Records that describe figures:
++++++++

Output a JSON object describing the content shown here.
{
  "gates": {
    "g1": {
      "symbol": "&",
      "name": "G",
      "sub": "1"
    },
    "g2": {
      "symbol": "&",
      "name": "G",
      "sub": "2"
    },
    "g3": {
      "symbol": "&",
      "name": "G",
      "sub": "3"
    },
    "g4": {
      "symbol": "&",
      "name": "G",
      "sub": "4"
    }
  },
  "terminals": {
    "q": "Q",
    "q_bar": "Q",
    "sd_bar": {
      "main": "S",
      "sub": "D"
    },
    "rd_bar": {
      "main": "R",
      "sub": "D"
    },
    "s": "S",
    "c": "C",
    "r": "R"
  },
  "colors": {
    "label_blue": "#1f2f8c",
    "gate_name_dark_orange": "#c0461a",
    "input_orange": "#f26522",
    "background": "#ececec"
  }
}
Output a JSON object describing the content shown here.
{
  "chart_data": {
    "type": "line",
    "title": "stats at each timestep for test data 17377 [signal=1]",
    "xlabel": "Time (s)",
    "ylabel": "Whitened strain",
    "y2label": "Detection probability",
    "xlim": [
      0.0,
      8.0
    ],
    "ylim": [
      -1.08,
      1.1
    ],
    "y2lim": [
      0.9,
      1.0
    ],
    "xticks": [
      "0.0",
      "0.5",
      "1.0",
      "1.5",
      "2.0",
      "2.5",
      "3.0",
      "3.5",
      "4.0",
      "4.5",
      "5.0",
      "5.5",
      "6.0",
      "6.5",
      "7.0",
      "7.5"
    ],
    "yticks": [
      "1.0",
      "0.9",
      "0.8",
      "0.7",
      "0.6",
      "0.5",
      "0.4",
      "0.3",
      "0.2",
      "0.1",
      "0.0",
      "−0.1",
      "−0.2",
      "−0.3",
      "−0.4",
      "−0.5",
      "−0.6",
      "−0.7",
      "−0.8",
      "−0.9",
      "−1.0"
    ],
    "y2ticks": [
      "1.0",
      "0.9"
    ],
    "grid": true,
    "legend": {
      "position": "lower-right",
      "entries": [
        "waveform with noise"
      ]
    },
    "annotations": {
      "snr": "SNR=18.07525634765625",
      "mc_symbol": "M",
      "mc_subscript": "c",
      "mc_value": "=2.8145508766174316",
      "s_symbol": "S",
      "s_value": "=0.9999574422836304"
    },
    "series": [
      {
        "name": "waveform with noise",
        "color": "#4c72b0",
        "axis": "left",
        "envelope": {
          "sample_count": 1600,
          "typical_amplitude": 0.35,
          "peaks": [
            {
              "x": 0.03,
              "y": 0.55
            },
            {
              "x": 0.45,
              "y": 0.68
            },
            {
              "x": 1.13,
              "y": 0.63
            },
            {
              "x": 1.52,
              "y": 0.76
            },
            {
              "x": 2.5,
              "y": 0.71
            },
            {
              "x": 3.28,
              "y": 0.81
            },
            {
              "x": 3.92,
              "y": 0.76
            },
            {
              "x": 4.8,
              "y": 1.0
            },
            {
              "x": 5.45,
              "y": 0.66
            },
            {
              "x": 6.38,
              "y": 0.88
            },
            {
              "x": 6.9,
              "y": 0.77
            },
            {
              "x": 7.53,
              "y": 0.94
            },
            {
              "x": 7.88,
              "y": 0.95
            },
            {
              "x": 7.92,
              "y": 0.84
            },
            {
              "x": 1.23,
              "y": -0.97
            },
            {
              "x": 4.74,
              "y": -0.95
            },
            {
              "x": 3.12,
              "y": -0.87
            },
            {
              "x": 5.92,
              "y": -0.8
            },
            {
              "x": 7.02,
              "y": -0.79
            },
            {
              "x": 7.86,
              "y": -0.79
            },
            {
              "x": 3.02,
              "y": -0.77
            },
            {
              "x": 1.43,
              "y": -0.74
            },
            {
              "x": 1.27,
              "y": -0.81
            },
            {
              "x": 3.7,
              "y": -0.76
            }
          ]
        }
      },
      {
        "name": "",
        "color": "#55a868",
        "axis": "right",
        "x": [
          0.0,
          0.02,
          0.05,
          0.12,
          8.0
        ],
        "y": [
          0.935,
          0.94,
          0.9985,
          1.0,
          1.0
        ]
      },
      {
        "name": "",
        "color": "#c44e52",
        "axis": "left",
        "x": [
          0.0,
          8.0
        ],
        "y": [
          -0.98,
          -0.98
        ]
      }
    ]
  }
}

++++++++

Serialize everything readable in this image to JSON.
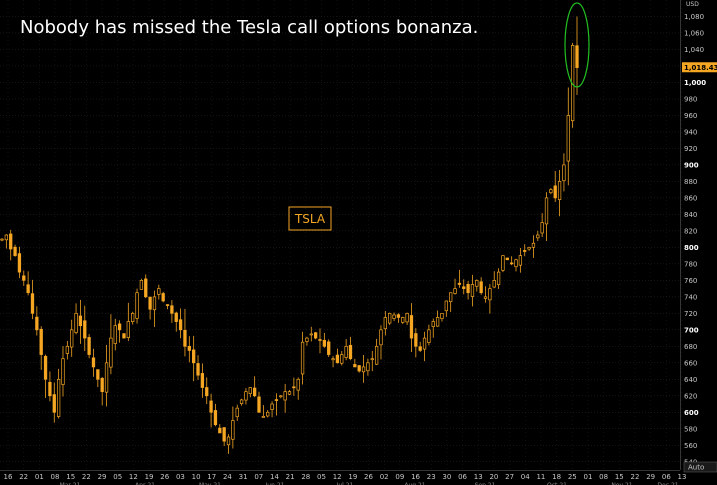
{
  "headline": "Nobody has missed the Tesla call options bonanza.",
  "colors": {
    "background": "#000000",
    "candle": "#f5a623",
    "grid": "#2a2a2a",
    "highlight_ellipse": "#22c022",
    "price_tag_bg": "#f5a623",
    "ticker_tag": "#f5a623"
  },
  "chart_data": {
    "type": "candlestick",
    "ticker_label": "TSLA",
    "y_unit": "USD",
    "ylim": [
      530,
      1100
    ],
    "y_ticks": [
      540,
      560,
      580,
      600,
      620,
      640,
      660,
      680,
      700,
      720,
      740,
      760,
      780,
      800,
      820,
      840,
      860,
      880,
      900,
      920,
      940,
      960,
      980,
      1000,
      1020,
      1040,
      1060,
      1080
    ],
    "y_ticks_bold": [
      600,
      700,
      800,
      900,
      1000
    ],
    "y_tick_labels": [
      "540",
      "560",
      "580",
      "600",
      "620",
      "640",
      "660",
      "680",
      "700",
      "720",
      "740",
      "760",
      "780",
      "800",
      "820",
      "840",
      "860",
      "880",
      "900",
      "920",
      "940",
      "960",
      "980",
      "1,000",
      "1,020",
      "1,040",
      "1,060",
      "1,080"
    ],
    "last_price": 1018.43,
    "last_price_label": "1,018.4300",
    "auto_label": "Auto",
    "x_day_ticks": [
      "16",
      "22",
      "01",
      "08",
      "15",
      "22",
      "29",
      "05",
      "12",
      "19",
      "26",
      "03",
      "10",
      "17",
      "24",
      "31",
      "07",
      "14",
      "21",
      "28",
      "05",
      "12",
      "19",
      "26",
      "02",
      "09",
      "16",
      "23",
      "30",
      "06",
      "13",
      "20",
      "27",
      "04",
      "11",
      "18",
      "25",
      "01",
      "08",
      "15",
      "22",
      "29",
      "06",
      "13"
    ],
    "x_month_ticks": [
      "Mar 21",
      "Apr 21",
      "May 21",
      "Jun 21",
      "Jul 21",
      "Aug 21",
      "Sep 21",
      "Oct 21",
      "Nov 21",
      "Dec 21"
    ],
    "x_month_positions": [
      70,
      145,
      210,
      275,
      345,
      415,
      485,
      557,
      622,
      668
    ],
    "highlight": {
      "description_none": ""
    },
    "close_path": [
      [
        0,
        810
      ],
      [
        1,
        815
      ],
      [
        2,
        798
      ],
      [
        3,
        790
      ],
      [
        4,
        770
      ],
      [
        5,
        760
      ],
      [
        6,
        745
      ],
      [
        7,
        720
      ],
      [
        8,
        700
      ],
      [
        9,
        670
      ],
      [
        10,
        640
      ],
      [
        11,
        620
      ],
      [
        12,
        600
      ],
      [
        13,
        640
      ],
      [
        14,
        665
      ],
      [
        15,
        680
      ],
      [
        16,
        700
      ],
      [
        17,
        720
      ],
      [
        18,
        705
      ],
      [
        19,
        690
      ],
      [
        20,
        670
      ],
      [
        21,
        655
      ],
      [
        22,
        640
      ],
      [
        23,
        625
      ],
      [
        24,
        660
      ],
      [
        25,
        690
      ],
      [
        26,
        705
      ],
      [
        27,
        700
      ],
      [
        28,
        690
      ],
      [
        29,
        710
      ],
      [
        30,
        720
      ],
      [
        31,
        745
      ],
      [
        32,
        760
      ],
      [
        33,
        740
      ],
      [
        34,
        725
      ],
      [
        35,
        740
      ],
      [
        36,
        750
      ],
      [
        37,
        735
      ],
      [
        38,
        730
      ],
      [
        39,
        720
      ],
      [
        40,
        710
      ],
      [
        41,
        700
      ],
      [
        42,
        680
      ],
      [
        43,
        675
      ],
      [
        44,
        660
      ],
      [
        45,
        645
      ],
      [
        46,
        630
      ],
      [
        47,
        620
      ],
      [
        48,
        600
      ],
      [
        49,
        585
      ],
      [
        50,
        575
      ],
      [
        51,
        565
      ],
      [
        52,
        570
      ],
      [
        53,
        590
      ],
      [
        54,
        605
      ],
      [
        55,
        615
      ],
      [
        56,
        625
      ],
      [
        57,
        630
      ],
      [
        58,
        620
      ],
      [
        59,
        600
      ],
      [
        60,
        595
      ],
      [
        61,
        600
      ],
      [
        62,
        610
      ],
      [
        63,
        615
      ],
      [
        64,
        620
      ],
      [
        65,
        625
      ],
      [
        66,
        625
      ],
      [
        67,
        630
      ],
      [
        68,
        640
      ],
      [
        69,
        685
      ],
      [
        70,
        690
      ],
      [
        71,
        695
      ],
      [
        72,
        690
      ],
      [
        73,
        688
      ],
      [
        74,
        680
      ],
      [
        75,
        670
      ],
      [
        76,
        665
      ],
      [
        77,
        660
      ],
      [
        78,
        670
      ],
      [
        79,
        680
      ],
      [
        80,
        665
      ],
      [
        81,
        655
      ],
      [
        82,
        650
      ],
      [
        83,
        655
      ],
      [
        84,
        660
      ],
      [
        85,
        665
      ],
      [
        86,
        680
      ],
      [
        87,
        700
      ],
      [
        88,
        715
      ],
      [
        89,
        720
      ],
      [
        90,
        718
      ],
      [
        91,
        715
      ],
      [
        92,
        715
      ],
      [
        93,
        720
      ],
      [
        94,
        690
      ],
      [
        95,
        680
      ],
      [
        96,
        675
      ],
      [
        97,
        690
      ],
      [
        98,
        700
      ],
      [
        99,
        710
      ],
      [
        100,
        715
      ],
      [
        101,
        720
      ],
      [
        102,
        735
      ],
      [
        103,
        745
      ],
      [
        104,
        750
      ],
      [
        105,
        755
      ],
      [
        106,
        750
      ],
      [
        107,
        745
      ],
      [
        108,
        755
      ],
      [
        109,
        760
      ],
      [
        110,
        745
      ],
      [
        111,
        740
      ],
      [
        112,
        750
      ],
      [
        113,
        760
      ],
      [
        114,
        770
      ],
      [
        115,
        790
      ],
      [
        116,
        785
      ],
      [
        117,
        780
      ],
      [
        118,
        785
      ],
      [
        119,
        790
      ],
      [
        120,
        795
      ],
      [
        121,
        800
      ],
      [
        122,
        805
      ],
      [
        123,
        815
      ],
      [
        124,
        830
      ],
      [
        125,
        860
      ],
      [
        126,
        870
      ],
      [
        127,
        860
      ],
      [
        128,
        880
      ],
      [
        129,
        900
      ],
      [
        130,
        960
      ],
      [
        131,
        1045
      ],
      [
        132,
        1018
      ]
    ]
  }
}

++++++++

Only a number is expected here: the count of lines in the listing that hold the string "background".

2